> **Instructions to follow**: Below are records; work out how many of their lines contain "ليكون" and give only that number.

== Exercise materials ==

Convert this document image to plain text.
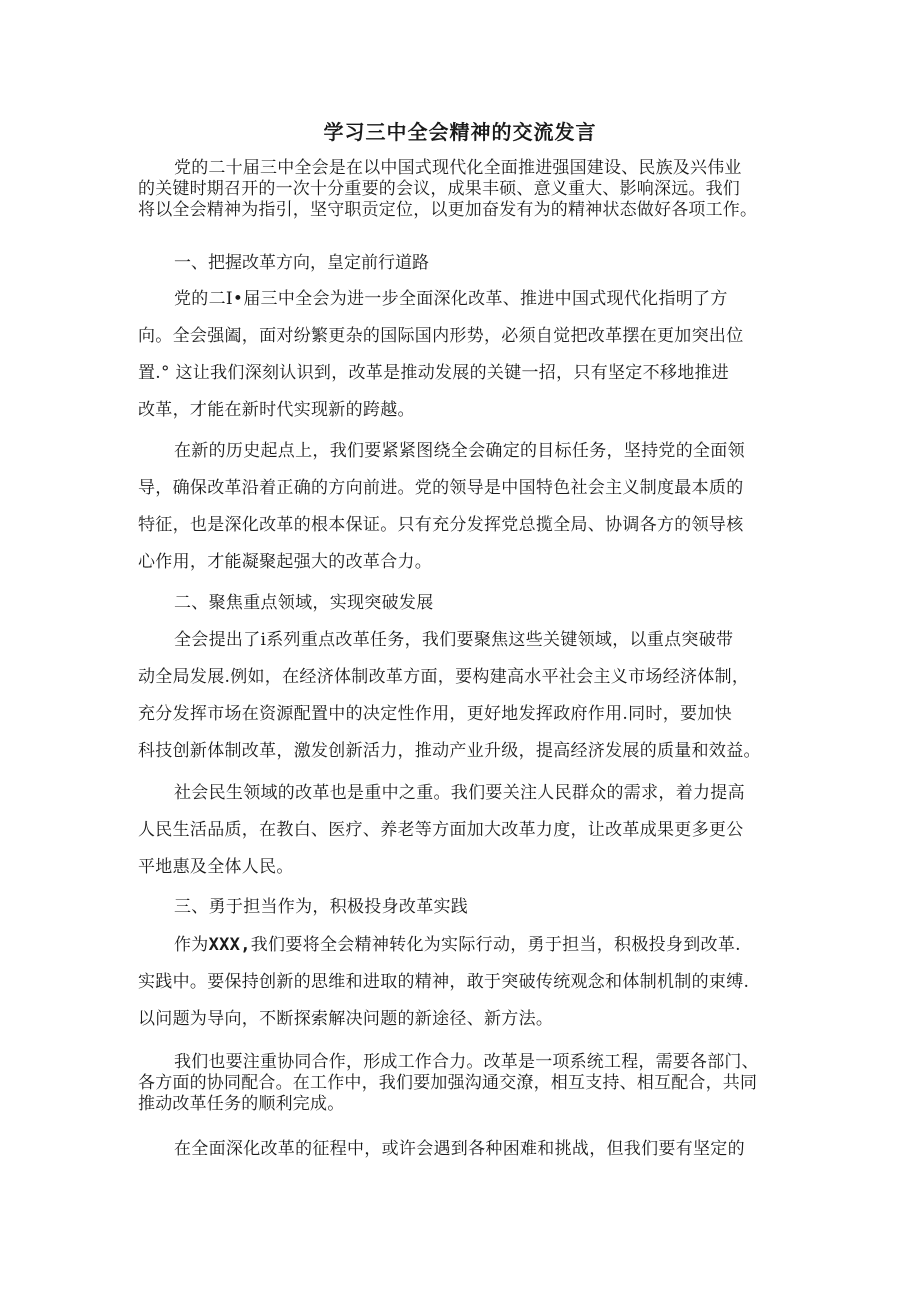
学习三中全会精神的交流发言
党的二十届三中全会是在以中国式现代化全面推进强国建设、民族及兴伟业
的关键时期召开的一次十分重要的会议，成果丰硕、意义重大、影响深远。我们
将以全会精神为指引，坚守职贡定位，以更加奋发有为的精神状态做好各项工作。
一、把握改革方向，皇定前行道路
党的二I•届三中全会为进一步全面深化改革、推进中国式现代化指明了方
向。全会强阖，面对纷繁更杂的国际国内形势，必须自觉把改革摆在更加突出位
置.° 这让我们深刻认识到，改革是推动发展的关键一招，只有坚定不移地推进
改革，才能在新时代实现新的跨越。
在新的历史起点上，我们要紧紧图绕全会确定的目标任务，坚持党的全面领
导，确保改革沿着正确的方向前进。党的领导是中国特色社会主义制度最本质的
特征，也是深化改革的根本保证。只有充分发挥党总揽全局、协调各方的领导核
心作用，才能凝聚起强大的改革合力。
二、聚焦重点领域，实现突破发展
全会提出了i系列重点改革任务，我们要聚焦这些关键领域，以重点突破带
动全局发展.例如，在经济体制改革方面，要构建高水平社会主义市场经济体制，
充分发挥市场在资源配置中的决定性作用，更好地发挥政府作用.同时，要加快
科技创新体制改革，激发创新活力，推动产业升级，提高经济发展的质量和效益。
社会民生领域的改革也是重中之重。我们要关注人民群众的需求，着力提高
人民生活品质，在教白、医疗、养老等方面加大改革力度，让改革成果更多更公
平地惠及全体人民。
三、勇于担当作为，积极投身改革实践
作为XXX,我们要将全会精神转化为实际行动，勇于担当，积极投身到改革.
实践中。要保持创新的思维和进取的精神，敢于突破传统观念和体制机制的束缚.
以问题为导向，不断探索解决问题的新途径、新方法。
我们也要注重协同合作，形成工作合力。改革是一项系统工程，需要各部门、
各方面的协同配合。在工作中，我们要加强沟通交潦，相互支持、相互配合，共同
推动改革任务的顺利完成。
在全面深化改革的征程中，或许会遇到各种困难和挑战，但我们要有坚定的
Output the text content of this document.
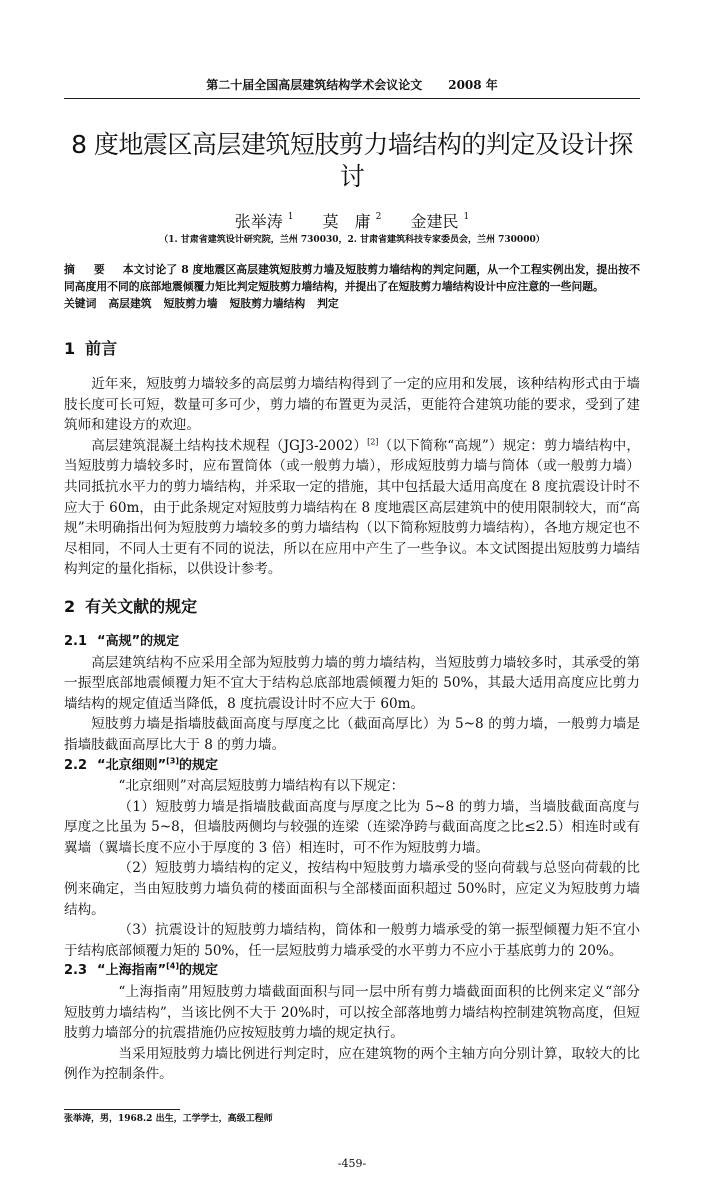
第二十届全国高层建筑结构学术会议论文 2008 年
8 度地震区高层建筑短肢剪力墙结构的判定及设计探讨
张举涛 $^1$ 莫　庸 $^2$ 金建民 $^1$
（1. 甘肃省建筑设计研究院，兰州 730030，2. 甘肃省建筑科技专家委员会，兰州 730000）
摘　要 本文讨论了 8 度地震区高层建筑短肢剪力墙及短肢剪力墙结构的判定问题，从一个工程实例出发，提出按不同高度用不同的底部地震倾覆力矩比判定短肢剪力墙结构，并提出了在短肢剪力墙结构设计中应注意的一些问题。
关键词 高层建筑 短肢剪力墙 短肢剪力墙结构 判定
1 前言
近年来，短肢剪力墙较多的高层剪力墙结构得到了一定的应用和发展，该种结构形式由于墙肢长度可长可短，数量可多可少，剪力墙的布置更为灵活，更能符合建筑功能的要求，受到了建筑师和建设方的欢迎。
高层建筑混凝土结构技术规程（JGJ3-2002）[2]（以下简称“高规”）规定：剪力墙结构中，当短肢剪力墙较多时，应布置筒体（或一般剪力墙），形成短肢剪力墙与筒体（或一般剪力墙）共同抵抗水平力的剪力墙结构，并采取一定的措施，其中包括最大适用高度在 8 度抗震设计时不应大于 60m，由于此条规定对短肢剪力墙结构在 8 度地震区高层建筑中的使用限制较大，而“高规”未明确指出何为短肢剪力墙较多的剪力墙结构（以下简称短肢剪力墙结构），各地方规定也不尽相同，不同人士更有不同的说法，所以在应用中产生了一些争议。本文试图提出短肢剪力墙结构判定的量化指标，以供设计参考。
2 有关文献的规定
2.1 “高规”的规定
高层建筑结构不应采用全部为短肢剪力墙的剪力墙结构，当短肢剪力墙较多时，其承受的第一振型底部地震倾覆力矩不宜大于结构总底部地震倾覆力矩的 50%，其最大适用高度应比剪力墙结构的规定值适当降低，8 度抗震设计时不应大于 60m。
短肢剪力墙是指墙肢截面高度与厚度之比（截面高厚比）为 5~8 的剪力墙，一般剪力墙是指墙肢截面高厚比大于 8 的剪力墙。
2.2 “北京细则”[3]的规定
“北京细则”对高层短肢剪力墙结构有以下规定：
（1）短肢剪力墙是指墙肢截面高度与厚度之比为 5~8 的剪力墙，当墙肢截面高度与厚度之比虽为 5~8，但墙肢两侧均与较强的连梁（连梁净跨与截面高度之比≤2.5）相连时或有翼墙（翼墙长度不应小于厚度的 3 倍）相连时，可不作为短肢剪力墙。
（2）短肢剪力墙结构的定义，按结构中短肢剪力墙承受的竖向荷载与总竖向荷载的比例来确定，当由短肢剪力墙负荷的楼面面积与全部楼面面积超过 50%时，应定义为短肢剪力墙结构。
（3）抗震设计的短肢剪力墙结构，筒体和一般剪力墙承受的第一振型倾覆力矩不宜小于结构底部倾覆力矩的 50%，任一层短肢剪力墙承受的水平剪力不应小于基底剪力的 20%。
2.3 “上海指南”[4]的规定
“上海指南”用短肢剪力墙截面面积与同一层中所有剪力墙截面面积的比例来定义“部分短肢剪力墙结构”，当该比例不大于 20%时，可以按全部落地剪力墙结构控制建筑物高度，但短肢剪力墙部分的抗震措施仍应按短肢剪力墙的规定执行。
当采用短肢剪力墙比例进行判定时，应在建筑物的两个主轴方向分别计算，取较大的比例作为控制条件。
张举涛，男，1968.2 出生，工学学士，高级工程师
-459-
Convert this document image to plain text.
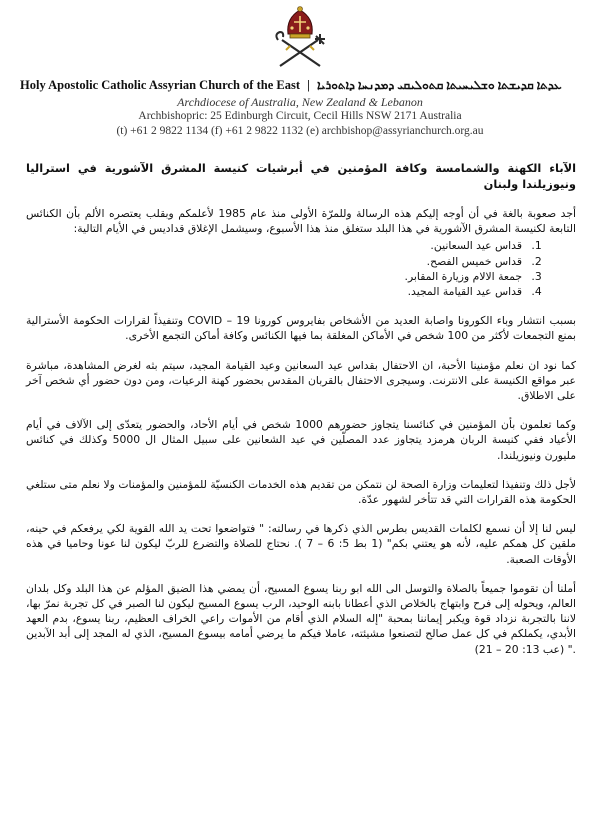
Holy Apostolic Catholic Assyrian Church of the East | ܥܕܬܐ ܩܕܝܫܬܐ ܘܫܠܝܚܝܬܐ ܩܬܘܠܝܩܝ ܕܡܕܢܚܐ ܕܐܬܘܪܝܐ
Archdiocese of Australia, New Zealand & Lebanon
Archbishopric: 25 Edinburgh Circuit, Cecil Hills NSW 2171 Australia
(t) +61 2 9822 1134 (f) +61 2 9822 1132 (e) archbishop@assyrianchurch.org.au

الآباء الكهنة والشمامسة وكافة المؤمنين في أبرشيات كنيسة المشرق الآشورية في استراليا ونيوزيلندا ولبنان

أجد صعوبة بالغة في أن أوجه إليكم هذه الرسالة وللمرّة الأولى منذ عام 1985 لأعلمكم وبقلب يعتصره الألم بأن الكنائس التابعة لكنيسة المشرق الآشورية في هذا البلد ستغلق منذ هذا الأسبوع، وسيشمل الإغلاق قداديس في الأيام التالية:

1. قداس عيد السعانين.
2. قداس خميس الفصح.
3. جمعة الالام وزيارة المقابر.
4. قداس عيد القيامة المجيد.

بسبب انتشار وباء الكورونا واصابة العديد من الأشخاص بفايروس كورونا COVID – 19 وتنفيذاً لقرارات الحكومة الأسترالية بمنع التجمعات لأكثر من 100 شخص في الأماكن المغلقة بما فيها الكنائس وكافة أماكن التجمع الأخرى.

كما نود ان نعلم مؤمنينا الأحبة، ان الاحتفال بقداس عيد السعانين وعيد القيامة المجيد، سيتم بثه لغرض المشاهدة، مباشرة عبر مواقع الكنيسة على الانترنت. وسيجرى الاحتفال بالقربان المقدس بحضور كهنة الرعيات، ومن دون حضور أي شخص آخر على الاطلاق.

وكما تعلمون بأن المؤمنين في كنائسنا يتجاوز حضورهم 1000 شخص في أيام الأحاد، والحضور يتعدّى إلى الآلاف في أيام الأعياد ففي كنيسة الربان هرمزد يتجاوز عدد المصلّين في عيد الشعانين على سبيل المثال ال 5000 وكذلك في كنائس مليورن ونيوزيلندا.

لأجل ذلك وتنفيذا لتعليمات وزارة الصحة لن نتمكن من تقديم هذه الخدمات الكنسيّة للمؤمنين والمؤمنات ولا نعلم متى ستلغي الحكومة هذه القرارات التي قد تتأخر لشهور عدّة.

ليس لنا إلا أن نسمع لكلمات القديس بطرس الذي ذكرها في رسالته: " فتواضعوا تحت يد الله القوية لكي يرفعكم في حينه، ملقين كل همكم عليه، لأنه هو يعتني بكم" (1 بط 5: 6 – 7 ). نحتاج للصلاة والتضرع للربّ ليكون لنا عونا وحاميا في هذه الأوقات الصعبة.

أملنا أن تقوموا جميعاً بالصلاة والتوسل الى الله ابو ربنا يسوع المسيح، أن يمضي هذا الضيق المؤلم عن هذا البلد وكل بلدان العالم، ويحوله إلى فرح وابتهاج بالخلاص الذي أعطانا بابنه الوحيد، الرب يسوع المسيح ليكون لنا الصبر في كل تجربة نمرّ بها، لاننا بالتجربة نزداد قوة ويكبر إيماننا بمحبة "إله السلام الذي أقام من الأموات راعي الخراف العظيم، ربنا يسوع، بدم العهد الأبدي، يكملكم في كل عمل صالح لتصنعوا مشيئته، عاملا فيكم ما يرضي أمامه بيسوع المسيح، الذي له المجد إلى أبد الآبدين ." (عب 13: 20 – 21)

===

> **Result below**: 2